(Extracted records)

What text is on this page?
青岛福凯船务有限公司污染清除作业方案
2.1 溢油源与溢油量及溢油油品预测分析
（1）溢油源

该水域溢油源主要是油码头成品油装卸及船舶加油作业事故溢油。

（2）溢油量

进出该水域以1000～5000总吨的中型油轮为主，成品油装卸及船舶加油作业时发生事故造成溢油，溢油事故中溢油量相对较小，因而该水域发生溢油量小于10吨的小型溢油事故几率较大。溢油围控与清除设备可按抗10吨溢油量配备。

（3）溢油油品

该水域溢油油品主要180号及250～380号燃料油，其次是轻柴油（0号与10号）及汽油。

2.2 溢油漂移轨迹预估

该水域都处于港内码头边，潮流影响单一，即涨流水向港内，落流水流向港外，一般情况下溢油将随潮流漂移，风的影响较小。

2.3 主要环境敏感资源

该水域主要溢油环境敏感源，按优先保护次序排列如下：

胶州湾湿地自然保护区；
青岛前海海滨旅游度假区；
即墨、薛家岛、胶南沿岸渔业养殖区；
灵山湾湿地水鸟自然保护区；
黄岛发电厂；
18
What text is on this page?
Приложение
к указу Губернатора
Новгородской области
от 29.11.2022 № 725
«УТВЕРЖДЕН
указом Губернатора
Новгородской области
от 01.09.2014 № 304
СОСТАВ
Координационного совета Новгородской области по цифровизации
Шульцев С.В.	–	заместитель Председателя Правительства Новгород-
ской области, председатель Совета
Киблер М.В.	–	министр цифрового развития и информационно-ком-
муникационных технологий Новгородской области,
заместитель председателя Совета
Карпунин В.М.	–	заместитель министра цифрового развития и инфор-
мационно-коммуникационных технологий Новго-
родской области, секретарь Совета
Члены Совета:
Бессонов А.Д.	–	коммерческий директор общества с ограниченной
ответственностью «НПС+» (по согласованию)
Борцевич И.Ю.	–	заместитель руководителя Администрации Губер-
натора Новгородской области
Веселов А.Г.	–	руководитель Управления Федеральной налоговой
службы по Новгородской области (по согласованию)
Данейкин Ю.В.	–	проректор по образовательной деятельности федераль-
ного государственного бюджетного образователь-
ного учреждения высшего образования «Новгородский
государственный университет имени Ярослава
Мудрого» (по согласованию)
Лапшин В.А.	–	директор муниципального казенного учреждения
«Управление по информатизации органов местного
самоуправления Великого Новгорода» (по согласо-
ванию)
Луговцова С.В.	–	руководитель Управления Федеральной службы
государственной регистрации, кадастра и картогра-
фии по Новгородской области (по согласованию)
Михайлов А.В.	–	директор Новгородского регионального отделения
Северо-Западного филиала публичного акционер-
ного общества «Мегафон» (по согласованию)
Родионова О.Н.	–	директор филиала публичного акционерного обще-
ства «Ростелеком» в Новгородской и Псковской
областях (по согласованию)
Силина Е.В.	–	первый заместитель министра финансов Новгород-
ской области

Task details » Copy out each line in the listing that has the word "службы".

Reply »
службы по Новгородской области (по согласованию)
Луговцова С.В.	–	руководитель Управления Федеральной службы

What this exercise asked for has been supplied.